Return the lines below that carry the word "angered".

**********

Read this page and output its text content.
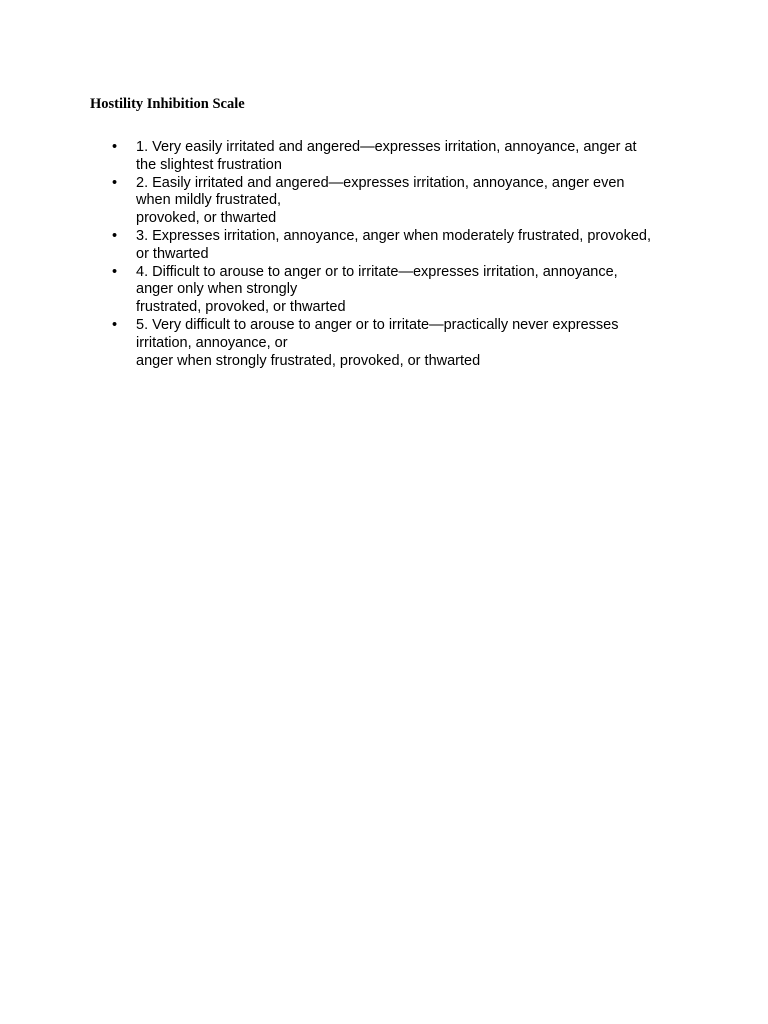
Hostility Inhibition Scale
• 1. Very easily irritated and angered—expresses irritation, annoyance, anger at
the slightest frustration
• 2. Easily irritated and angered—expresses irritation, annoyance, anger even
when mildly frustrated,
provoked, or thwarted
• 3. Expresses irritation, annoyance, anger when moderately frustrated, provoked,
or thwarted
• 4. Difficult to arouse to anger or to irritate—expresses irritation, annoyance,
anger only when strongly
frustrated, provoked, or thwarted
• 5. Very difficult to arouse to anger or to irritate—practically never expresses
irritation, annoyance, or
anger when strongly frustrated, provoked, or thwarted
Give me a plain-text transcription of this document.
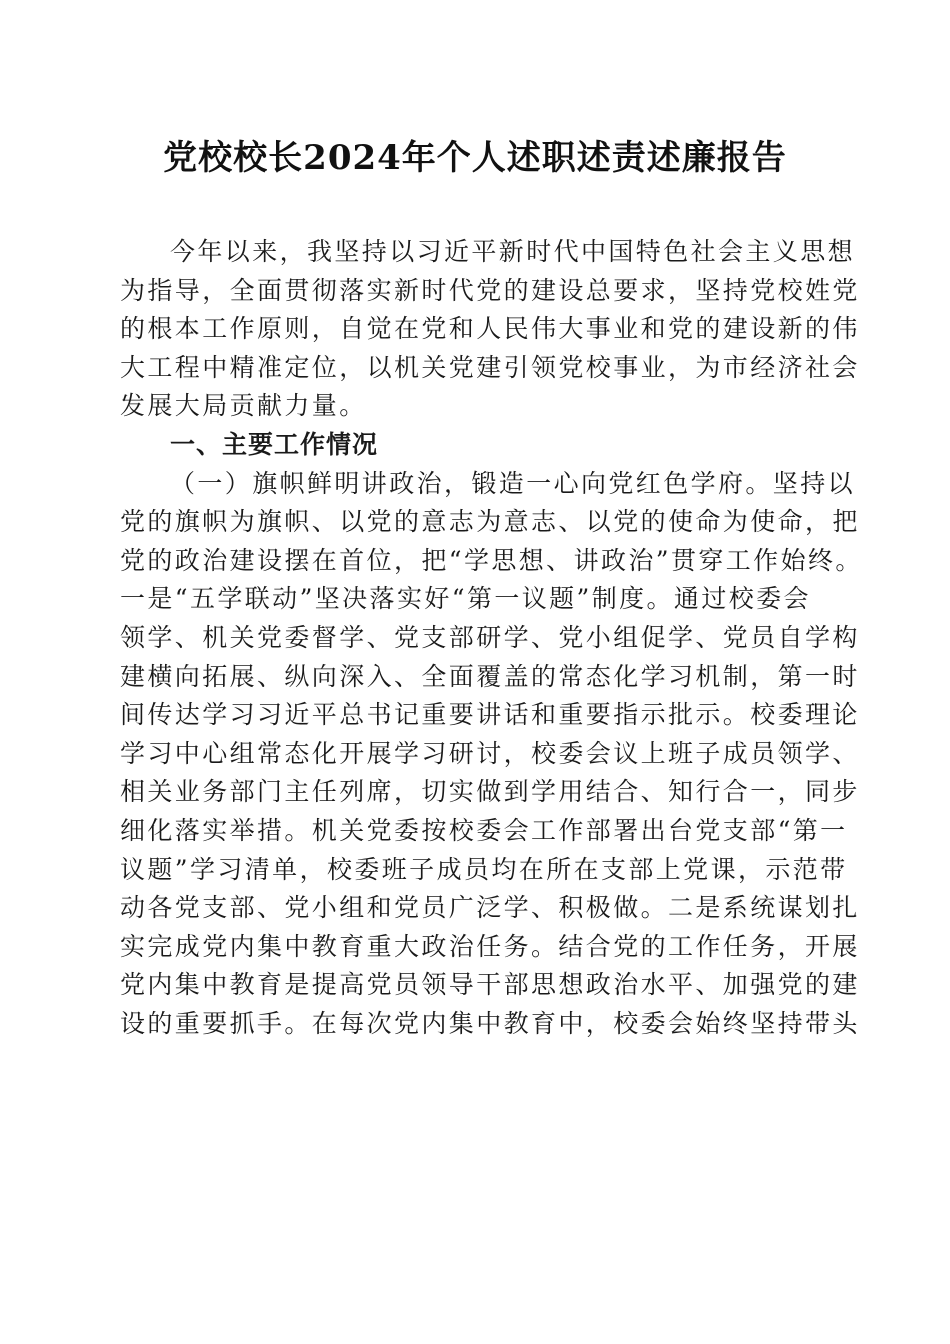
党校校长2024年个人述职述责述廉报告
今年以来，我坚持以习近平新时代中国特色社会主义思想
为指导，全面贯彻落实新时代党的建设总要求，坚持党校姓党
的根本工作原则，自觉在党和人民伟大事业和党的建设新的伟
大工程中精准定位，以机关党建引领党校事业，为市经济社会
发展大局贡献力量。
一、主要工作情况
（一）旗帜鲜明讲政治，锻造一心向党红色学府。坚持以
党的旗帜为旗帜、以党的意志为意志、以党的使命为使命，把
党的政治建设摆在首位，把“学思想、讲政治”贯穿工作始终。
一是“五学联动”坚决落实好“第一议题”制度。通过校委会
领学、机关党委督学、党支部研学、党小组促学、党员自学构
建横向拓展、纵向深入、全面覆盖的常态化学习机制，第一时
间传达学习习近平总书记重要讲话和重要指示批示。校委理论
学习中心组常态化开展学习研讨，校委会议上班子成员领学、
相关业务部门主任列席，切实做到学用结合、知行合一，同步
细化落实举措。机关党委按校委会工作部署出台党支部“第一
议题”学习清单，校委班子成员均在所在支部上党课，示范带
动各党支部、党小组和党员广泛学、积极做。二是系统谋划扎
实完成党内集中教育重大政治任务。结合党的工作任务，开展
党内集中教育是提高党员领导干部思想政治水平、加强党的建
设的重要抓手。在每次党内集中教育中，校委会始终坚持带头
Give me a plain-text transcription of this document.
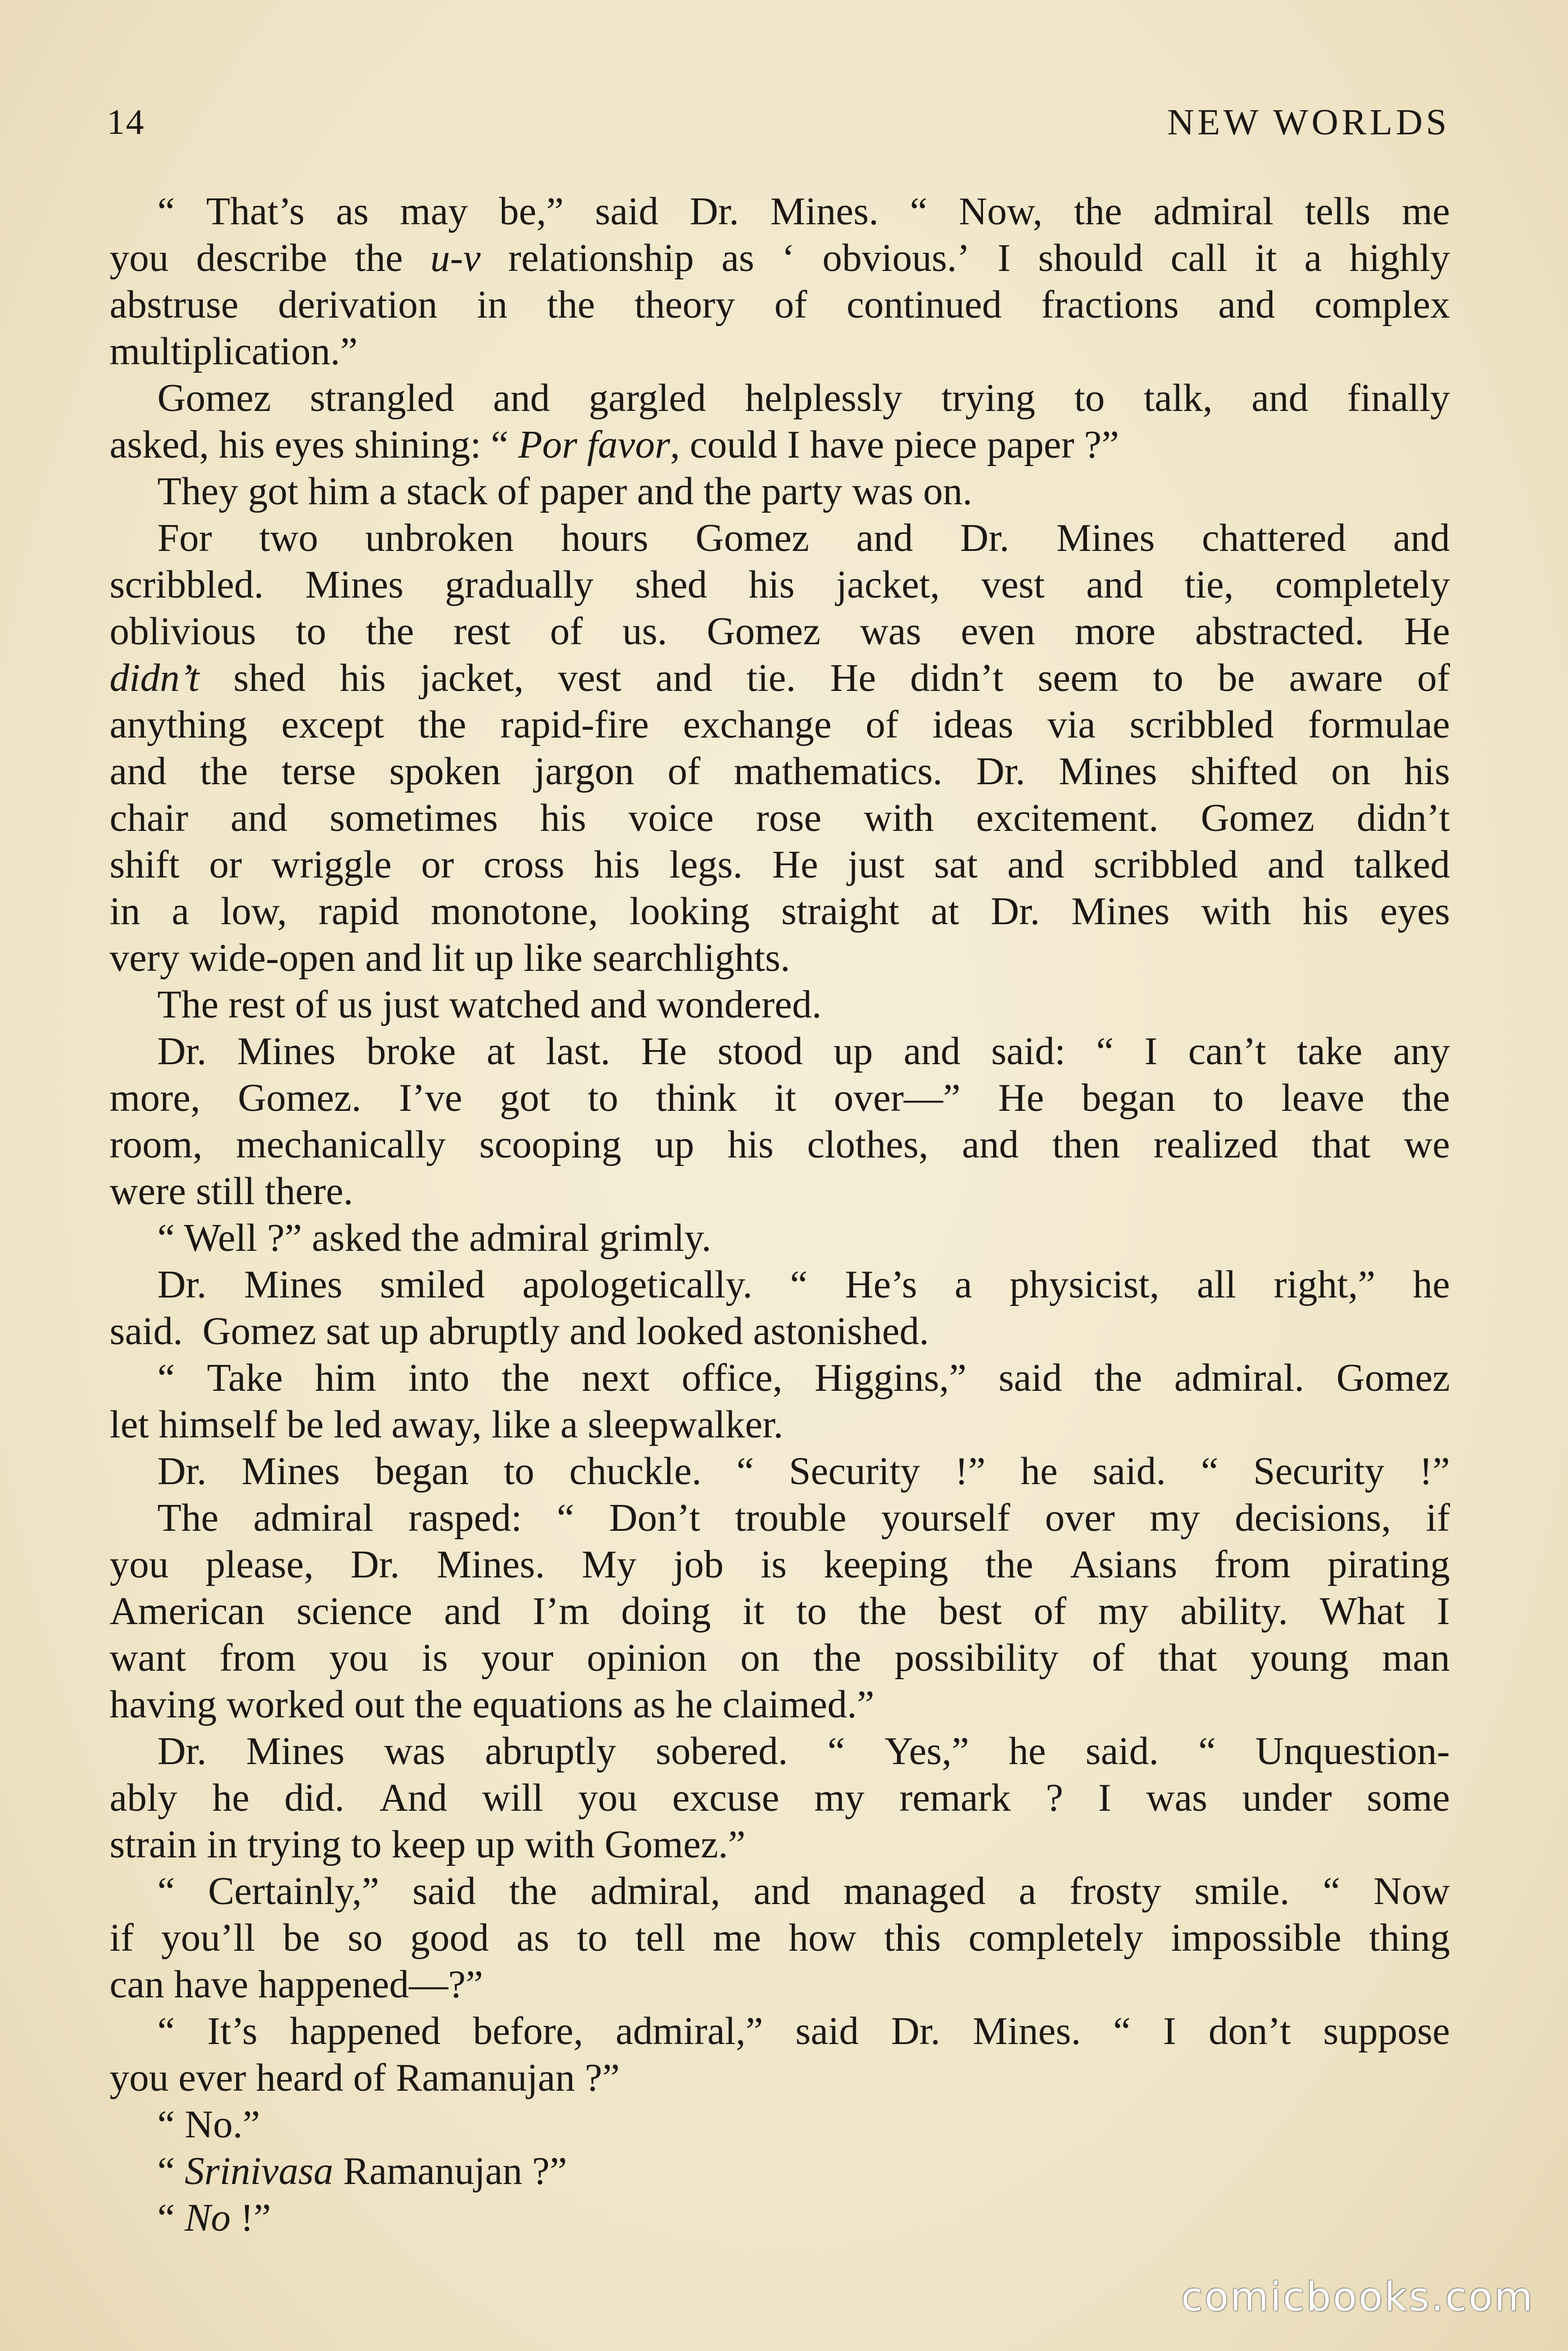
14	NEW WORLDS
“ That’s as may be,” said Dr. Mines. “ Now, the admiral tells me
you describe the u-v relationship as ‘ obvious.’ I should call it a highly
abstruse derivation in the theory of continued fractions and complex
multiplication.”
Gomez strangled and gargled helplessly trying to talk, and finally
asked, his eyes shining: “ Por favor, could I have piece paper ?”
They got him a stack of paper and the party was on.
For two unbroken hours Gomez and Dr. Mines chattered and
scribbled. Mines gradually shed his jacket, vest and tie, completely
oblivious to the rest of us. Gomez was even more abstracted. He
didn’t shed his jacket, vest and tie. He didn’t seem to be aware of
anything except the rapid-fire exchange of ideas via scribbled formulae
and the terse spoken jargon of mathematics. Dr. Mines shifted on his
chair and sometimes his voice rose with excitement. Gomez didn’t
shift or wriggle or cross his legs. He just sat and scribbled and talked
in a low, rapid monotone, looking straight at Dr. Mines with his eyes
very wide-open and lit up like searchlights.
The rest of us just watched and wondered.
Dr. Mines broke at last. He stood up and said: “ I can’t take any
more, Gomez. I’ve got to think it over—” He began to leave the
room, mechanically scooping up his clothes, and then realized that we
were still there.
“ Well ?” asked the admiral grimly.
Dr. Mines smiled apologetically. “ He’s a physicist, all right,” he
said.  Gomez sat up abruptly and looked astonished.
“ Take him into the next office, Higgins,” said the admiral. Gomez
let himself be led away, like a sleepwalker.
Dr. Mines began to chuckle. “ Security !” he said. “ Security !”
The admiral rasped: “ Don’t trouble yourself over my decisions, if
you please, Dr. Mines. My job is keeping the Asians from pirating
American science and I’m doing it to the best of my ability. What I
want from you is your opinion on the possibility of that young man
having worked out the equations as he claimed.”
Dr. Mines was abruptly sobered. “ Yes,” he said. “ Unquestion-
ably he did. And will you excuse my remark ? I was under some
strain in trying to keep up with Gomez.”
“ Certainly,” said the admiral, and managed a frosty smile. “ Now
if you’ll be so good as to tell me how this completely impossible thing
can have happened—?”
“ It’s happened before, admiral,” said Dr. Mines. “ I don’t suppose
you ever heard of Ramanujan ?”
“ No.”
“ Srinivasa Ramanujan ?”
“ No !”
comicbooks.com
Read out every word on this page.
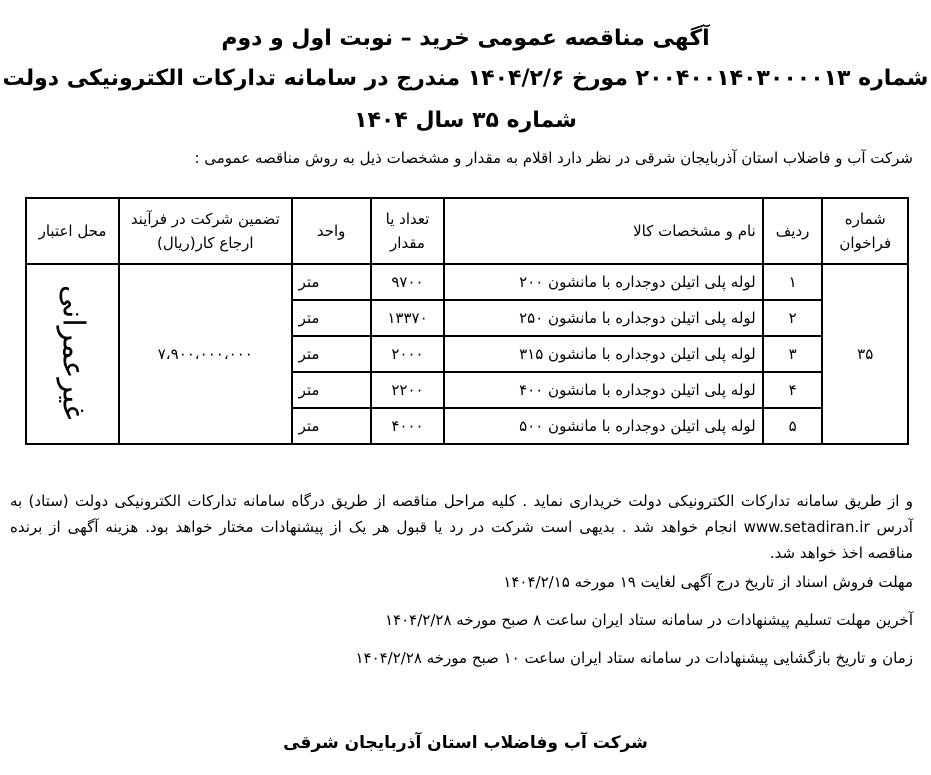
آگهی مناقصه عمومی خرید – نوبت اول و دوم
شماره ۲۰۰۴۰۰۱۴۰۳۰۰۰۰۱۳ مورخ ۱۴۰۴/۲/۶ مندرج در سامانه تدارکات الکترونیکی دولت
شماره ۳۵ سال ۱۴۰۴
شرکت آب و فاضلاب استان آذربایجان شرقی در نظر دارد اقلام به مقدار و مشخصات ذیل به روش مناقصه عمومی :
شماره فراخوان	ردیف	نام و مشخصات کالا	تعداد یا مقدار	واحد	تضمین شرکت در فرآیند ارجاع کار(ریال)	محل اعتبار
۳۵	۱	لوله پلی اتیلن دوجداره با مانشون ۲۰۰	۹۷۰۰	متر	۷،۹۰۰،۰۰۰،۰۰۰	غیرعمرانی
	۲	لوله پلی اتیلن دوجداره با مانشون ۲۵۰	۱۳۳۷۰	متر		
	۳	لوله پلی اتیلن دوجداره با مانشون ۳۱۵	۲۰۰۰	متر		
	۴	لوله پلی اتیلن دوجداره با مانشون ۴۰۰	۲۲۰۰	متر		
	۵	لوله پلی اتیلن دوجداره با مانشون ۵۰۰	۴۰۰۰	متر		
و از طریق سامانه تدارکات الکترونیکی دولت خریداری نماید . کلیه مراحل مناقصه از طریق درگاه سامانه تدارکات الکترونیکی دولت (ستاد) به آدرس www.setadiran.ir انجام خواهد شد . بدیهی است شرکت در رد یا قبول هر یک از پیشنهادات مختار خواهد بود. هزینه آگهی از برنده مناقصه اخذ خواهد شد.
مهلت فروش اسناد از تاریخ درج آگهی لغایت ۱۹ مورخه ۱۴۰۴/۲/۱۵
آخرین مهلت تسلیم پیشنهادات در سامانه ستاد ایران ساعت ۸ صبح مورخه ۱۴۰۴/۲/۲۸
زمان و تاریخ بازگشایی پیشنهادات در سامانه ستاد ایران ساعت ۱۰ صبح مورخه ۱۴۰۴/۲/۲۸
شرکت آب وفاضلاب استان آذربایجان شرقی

**********

__TASK RESPONSE__
• 1. Very easily irritated and angered—expresses irritation, annoyance, anger at
• 2. Easily irritated and angered—expresses irritation, annoyance, anger even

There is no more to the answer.